** begin Information supplied **
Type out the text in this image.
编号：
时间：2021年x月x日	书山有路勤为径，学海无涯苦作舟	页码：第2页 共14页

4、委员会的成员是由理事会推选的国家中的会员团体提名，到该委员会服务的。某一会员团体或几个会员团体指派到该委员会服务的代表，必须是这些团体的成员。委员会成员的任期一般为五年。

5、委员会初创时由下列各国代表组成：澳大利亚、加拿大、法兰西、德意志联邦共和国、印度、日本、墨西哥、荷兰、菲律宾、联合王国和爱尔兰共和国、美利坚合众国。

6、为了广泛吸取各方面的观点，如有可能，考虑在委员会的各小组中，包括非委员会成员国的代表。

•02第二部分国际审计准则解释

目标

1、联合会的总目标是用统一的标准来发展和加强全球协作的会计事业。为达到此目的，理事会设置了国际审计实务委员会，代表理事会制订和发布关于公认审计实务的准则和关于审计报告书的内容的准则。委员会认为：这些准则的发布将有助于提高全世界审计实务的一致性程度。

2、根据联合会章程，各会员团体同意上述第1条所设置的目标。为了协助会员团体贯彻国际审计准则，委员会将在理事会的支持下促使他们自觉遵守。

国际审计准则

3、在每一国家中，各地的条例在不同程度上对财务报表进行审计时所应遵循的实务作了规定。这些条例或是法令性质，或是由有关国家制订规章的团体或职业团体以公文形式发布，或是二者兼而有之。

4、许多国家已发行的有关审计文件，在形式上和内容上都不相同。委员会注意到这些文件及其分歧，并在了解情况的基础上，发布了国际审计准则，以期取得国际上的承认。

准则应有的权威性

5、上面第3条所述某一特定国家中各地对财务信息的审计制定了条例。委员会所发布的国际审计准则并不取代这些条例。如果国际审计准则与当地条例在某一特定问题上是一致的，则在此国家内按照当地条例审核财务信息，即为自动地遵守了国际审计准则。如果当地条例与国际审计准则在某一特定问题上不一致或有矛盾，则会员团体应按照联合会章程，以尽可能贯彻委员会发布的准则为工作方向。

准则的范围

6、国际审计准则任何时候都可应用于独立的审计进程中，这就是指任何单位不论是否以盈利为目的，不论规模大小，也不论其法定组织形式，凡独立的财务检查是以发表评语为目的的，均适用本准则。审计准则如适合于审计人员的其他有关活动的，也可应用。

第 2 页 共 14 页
** end Information supplied **
Instruction
Return the listing above in full, character for character.

Task result
Type out the text in this image.
编号：
时间：2021年x月x日	书山有路勤为径，学海无涯苦作舟	页码：第2页 共14页

4、委员会的成员是由理事会推选的国家中的会员团体提名，到该委员会服务的。某一会员团体或几个会员团体指派到该委员会服务的代表，必须是这些团体的成员。委员会成员的任期一般为五年。

5、委员会初创时由下列各国代表组成：澳大利亚、加拿大、法兰西、德意志联邦共和国、印度、日本、墨西哥、荷兰、菲律宾、联合王国和爱尔兰共和国、美利坚合众国。

6、为了广泛吸取各方面的观点，如有可能，考虑在委员会的各小组中，包括非委员会成员国的代表。

•02第二部分国际审计准则解释

目标

1、联合会的总目标是用统一的标准来发展和加强全球协作的会计事业。为达到此目的，理事会设置了国际审计实务委员会，代表理事会制订和发布关于公认审计实务的准则和关于审计报告书的内容的准则。委员会认为：这些准则的发布将有助于提高全世界审计实务的一致性程度。

2、根据联合会章程，各会员团体同意上述第1条所设置的目标。为了协助会员团体贯彻国际审计准则，委员会将在理事会的支持下促使他们自觉遵守。

国际审计准则

3、在每一国家中，各地的条例在不同程度上对财务报表进行审计时所应遵循的实务作了规定。这些条例或是法令性质，或是由有关国家制订规章的团体或职业团体以公文形式发布，或是二者兼而有之。

4、许多国家已发行的有关审计文件，在形式上和内容上都不相同。委员会注意到这些文件及其分歧，并在了解情况的基础上，发布了国际审计准则，以期取得国际上的承认。

准则应有的权威性

5、上面第3条所述某一特定国家中各地对财务信息的审计制定了条例。委员会所发布的国际审计准则并不取代这些条例。如果国际审计准则与当地条例在某一特定问题上是一致的，则在此国家内按照当地条例审核财务信息，即为自动地遵守了国际审计准则。如果当地条例与国际审计准则在某一特定问题上不一致或有矛盾，则会员团体应按照联合会章程，以尽可能贯彻委员会发布的准则为工作方向。

准则的范围

6、国际审计准则任何时候都可应用于独立的审计进程中，这就是指任何单位不论是否以盈利为目的，不论规模大小，也不论其法定组织形式，凡独立的财务检查是以发表评语为目的的，均适用本准则。审计准则如适合于审计人员的其他有关活动的，也可应用。

第 2 页 共 14 页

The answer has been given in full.